▶ _Exercise instructions_
Every line of the records must be repeated exactly; pictures stay out.

▶ _Provided data_
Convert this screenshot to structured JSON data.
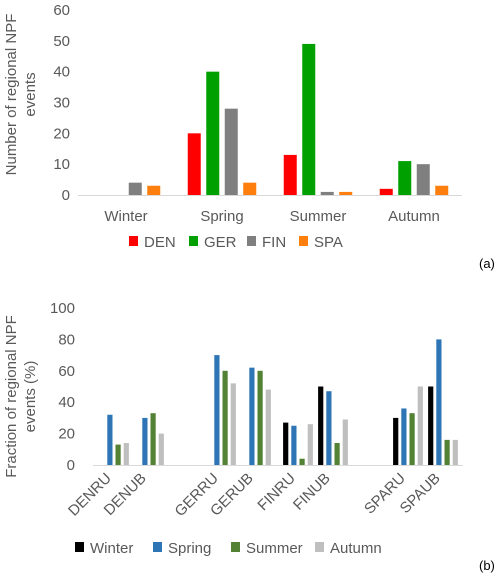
{
  "chart_data": [
    {
      "type": "bar",
      "panel_label": "(a)",
      "ylabel": "Number of regional NPF events",
      "ylim": [
        0,
        60
      ],
      "yticks": [
        0,
        10,
        20,
        30,
        40,
        50,
        60
      ],
      "grid": false,
      "legend_position": "bottom",
      "categories": [
        "Winter",
        "Spring",
        "Summer",
        "Autumn"
      ],
      "series": [
        {
          "name": "DEN",
          "color": "#ff0000",
          "values": [
            0,
            20,
            13,
            2
          ]
        },
        {
          "name": "GER",
          "color": "#00a000",
          "values": [
            0,
            40,
            49,
            11
          ]
        },
        {
          "name": "FIN",
          "color": "#7f7f7f",
          "values": [
            4,
            28,
            1,
            10
          ]
        },
        {
          "name": "SPA",
          "color": "#ff7f0e",
          "values": [
            3,
            4,
            1,
            3
          ]
        }
      ]
    },
    {
      "type": "bar",
      "panel_label": "(b)",
      "ylabel": "Fraction of regional NPF events (%)",
      "ylim": [
        0,
        100
      ],
      "yticks": [
        0,
        20,
        40,
        60,
        80,
        100
      ],
      "grid": false,
      "legend_position": "bottom",
      "categories": [
        "DENRU",
        "DENUB",
        "GERRU",
        "GERUB",
        "FINRU",
        "FINUB",
        "SPARU",
        "SPAUB"
      ],
      "series": [
        {
          "name": "Winter",
          "color": "#000000",
          "values": [
            0,
            0,
            0,
            0,
            27,
            50,
            30,
            50
          ]
        },
        {
          "name": "Spring",
          "color": "#2e75b6",
          "values": [
            32,
            30,
            70,
            62,
            25,
            47,
            36,
            80
          ]
        },
        {
          "name": "Summer",
          "color": "#548235",
          "values": [
            13,
            33,
            60,
            60,
            4,
            14,
            33,
            16
          ]
        },
        {
          "name": "Autumn",
          "color": "#bfbfbf",
          "values": [
            14,
            20,
            52,
            48,
            26,
            29,
            50,
            16
          ]
        }
      ]
    }
  ]
}
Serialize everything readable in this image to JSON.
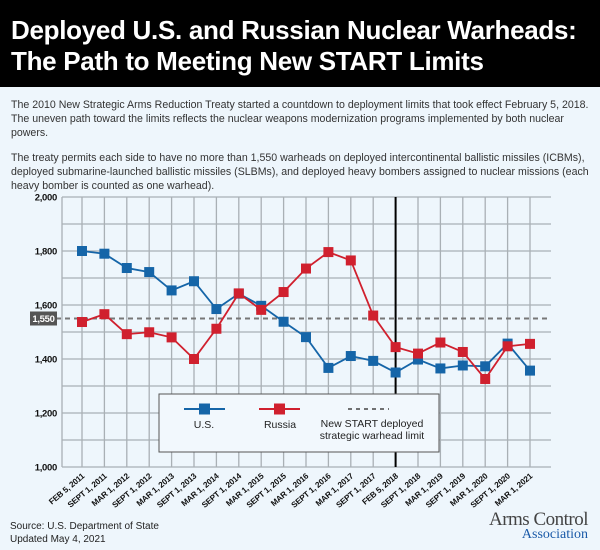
{
  "header": {
    "title_line1": "Deployed U.S. and Russian Nuclear Warheads:",
    "title_line2": "The Path to Meeting New START Limits"
  },
  "intro": {
    "paragraph1": "The 2010 New Strategic Arms Reduction Treaty started a countdown to deployment limits that took effect February 5, 2018. The uneven path toward the limits reflects the nuclear weapons modernization programs implemented by both nuclear powers.",
    "paragraph2": "The treaty permits each side to have no more than 1,550 warheads on deployed intercontinental ballistic missiles (ICBMs), deployed submarine-launched ballistic missiles (SLBMs), and deployed heavy bombers assigned to nuclear missions (each heavy bomber is counted as one warhead)."
  },
  "footer": {
    "source": "Source: U.S. Department of State",
    "updated": "Updated May 4, 2021",
    "logo_line1": "Arms Control",
    "logo_line2": "Association"
  },
  "colors": {
    "us": "#1565a8",
    "russia": "#d0202e",
    "grid": "#a9b0b5",
    "limit": "#777777",
    "background": "#eef6fc"
  },
  "chart_data": {
    "type": "line",
    "title": "Deployed U.S. and Russian Nuclear Warheads",
    "xlabel": "",
    "ylabel": "",
    "ylim": [
      1000,
      2000
    ],
    "yticks": [
      1000,
      1200,
      1400,
      1600,
      1800,
      2000
    ],
    "ytick_labels": [
      "1,000",
      "1,200",
      "1,400",
      "1,600",
      "1,800",
      "2,000"
    ],
    "grid": true,
    "categories": [
      "FEB 5, 2011",
      "SEPT 1, 2011",
      "MAR 1, 2012",
      "SEPT 1, 2012",
      "MAR 1, 2013",
      "SEPT 1, 2013",
      "MAR 1, 2014",
      "SEPT 1, 2014",
      "MAR 1, 2015",
      "SEPT 1, 2015",
      "MAR 1, 2016",
      "SEPT 1, 2016",
      "MAR 1, 2017",
      "SEPT 1, 2017",
      "FEB 5, 2018",
      "SEPT 1, 2018",
      "MAR 1, 2019",
      "SEPT 1, 2019",
      "MAR 1, 2020",
      "SEPT 1, 2020",
      "MAR 1, 2021"
    ],
    "series": [
      {
        "name": "U.S.",
        "color": "#1565a8",
        "values": [
          1800,
          1790,
          1737,
          1722,
          1654,
          1688,
          1585,
          1642,
          1597,
          1538,
          1481,
          1367,
          1411,
          1393,
          1350,
          1398,
          1365,
          1376,
          1373,
          1457,
          1357
        ]
      },
      {
        "name": "Russia",
        "color": "#d0202e",
        "values": [
          1537,
          1566,
          1492,
          1499,
          1480,
          1400,
          1512,
          1643,
          1582,
          1648,
          1735,
          1796,
          1765,
          1561,
          1444,
          1420,
          1461,
          1426,
          1326,
          1447,
          1456
        ]
      }
    ],
    "limit": {
      "value": 1550,
      "label": "1,550",
      "legend_label": "New START deployed strategic warhead limit",
      "legend_line1": "New START deployed",
      "legend_line2": "strategic warhead limit"
    },
    "deadline_marker": "FEB 5, 2018",
    "legend": {
      "placement": "bottom-center",
      "entries": [
        "U.S.",
        "Russia",
        "New START deployed strategic warhead limit"
      ]
    }
  }
}
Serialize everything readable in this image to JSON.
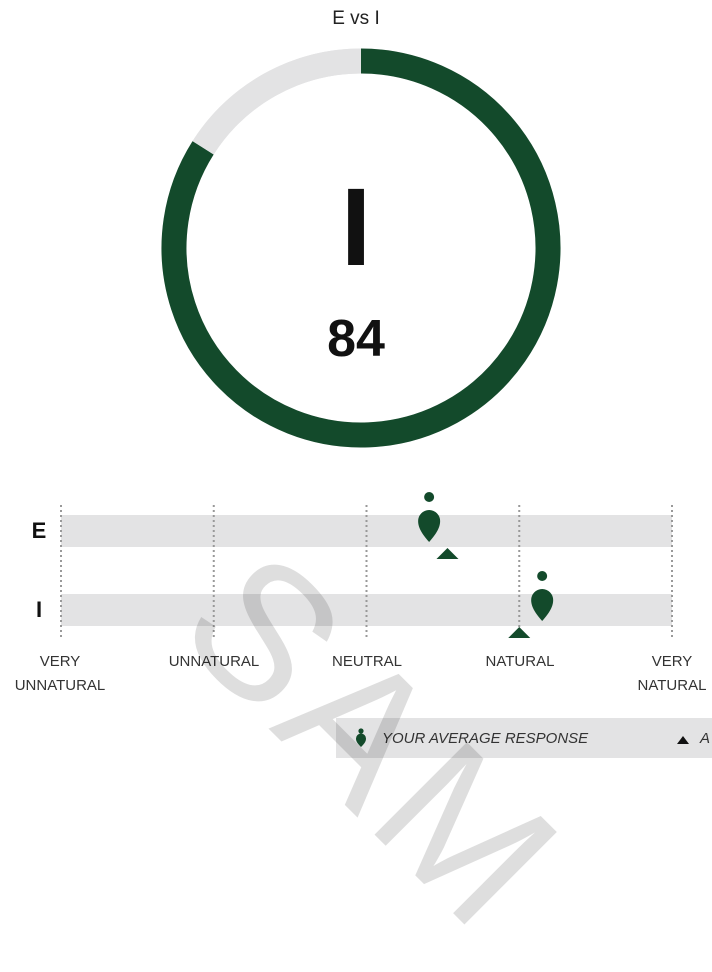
{
  "title": "E vs I",
  "watermark": "SAM",
  "colors": {
    "primary": "#134a2b",
    "track": "#e3e3e4",
    "text": "#111111"
  },
  "chart_data": [
    {
      "type": "pie",
      "center_letter": "I",
      "center_value": "84",
      "slices": [
        {
          "name": "I",
          "value": 84,
          "color": "#134a2b"
        },
        {
          "name": "E",
          "value": 16,
          "color": "#e3e3e4"
        }
      ]
    },
    {
      "type": "scatter",
      "rows": [
        "E",
        "I"
      ],
      "x_categories": [
        "VERY UNNATURAL",
        "UNNATURAL",
        "NEUTRAL",
        "NATURAL",
        "VERY NATURAL"
      ],
      "xlim": [
        1,
        5
      ],
      "series": [
        {
          "name": "YOUR AVERAGE RESPONSE",
          "marker": "pin-icon",
          "values": [
            3.41,
            4.15
          ]
        },
        {
          "name": "A",
          "marker": "triangle-icon",
          "values": [
            3.53,
            4.0
          ]
        }
      ]
    }
  ],
  "ticks": [
    {
      "line1": "VERY",
      "line2": "UNNATURAL"
    },
    {
      "line1": "",
      "line2": "UNNATURAL"
    },
    {
      "line1": "",
      "line2": "NEUTRAL"
    },
    {
      "line1": "",
      "line2": "NATURAL"
    },
    {
      "line1": "VERY",
      "line2": "NATURAL"
    }
  ],
  "legend": {
    "response_label": "YOUR AVERAGE RESPONSE",
    "average_label": "A"
  }
}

▶ _Expected output_
Convert this screenshot to structured JSON data.
{
  "chart_data": [
    {
      "type": "bar",
      "panel_label": "(a)",
      "ylabel": "Number of regional NPF events",
      "ylim": [
        0,
        60
      ],
      "yticks": [
        0,
        10,
        20,
        30,
        40,
        50,
        60
      ],
      "grid": false,
      "legend_position": "bottom",
      "categories": [
        "Winter",
        "Spring",
        "Summer",
        "Autumn"
      ],
      "series": [
        {
          "name": "DEN",
          "color": "#ff0000",
          "values": [
            0,
            20,
            13,
            2
          ]
        },
        {
          "name": "GER",
          "color": "#00a000",
          "values": [
            0,
            40,
            49,
            11
          ]
        },
        {
          "name": "FIN",
          "color": "#7f7f7f",
          "values": [
            4,
            28,
            1,
            10
          ]
        },
        {
          "name": "SPA",
          "color": "#ff7f0e",
          "values": [
            3,
            4,
            1,
            3
          ]
        }
      ]
    },
    {
      "type": "bar",
      "panel_label": "(b)",
      "ylabel": "Fraction of regional NPF events (%)",
      "ylim": [
        0,
        100
      ],
      "yticks": [
        0,
        20,
        40,
        60,
        80,
        100
      ],
      "grid": false,
      "legend_position": "bottom",
      "categories": [
        "DENRU",
        "DENUB",
        "GERRU",
        "GERUB",
        "FINRU",
        "FINUB",
        "SPARU",
        "SPAUB"
      ],
      "series": [
        {
          "name": "Winter",
          "color": "#000000",
          "values": [
            0,
            0,
            0,
            0,
            27,
            50,
            30,
            50
          ]
        },
        {
          "name": "Spring",
          "color": "#2e75b6",
          "values": [
            32,
            30,
            70,
            62,
            25,
            47,
            36,
            80
          ]
        },
        {
          "name": "Summer",
          "color": "#548235",
          "values": [
            13,
            33,
            60,
            60,
            4,
            14,
            33,
            16
          ]
        },
        {
          "name": "Autumn",
          "color": "#bfbfbf",
          "values": [
            14,
            20,
            52,
            48,
            26,
            29,
            50,
            16
          ]
        }
      ]
    }
  ]
}
Serialize everything readable in this image to JSON.
{
  "header": {
    "title_line1": "Deployed U.S. and Russian Nuclear Warheads:",
    "title_line2": "The Path to Meeting New START Limits"
  },
  "intro": {
    "paragraph1": "The 2010 New Strategic Arms Reduction Treaty started a countdown to deployment limits that took effect February 5, 2018. The uneven path toward the limits reflects the nuclear weapons modernization programs implemented by both nuclear powers.",
    "paragraph2": "The treaty permits each side to have no more than 1,550 warheads on deployed intercontinental ballistic missiles (ICBMs), deployed submarine-launched ballistic missiles (SLBMs), and deployed heavy bombers assigned to nuclear missions (each heavy bomber is counted as one warhead)."
  },
  "footer": {
    "source": "Source: U.S. Department of State",
    "updated": "Updated May 4, 2021",
    "logo_line1": "Arms Control",
    "logo_line2": "Association"
  },
  "colors": {
    "us": "#1565a8",
    "russia": "#d0202e",
    "grid": "#a9b0b5",
    "limit": "#777777",
    "background": "#eef6fc"
  },
  "chart_data": {
    "type": "line",
    "title": "Deployed U.S. and Russian Nuclear Warheads",
    "xlabel": "",
    "ylabel": "",
    "ylim": [
      1000,
      2000
    ],
    "yticks": [
      1000,
      1200,
      1400,
      1600,
      1800,
      2000
    ],
    "ytick_labels": [
      "1,000",
      "1,200",
      "1,400",
      "1,600",
      "1,800",
      "2,000"
    ],
    "grid": true,
    "categories": [
      "FEB 5, 2011",
      "SEPT 1, 2011",
      "MAR 1, 2012",
      "SEPT 1, 2012",
      "MAR 1, 2013",
      "SEPT 1, 2013",
      "MAR 1, 2014",
      "SEPT 1, 2014",
      "MAR 1, 2015",
      "SEPT 1, 2015",
      "MAR 1, 2016",
      "SEPT 1, 2016",
      "MAR 1, 2017",
      "SEPT 1, 2017",
      "FEB 5, 2018",
      "SEPT 1, 2018",
      "MAR 1, 2019",
      "SEPT 1, 2019",
      "MAR 1, 2020",
      "SEPT 1, 2020",
      "MAR 1, 2021"
    ],
    "series": [
      {
        "name": "U.S.",
        "color": "#1565a8",
        "values": [
          1800,
          1790,
          1737,
          1722,
          1654,
          1688,
          1585,
          1642,
          1597,
          1538,
          1481,
          1367,
          1411,
          1393,
          1350,
          1398,
          1365,
          1376,
          1373,
          1457,
          1357
        ]
      },
      {
        "name": "Russia",
        "color": "#d0202e",
        "values": [
          1537,
          1566,
          1492,
          1499,
          1480,
          1400,
          1512,
          1643,
          1582,
          1648,
          1735,
          1796,
          1765,
          1561,
          1444,
          1420,
          1461,
          1426,
          1326,
          1447,
          1456
        ]
      }
    ],
    "limit": {
      "value": 1550,
      "label": "1,550",
      "legend_label": "New START deployed strategic warhead limit",
      "legend_line1": "New START deployed",
      "legend_line2": "strategic warhead limit"
    },
    "deadline_marker": "FEB 5, 2018",
    "legend": {
      "placement": "bottom-center",
      "entries": [
        "U.S.",
        "Russia",
        "New START deployed strategic warhead limit"
      ]
    }
  }
}
Serialize everything readable in this image to JSON.
{
  "title": "E vs I",
  "watermark": "SAM",
  "colors": {
    "primary": "#134a2b",
    "track": "#e3e3e4",
    "text": "#111111"
  },
  "chart_data": [
    {
      "type": "pie",
      "center_letter": "I",
      "center_value": "84",
      "slices": [
        {
          "name": "I",
          "value": 84,
          "color": "#134a2b"
        },
        {
          "name": "E",
          "value": 16,
          "color": "#e3e3e4"
        }
      ]
    },
    {
      "type": "scatter",
      "rows": [
        "E",
        "I"
      ],
      "x_categories": [
        "VERY UNNATURAL",
        "UNNATURAL",
        "NEUTRAL",
        "NATURAL",
        "VERY NATURAL"
      ],
      "xlim": [
        1,
        5
      ],
      "series": [
        {
          "name": "YOUR AVERAGE RESPONSE",
          "marker": "pin-icon",
          "values": [
            3.41,
            4.15
          ]
        },
        {
          "name": "A",
          "marker": "triangle-icon",
          "values": [
            3.53,
            4.0
          ]
        }
      ]
    }
  ],
  "ticks": [
    {
      "line1": "VERY",
      "line2": "UNNATURAL"
    },
    {
      "line1": "",
      "line2": "UNNATURAL"
    },
    {
      "line1": "",
      "line2": "NEUTRAL"
    },
    {
      "line1": "",
      "line2": "NATURAL"
    },
    {
      "line1": "VERY",
      "line2": "NATURAL"
    }
  ],
  "legend": {
    "response_label": "YOUR AVERAGE RESPONSE",
    "average_label": "A"
  }
}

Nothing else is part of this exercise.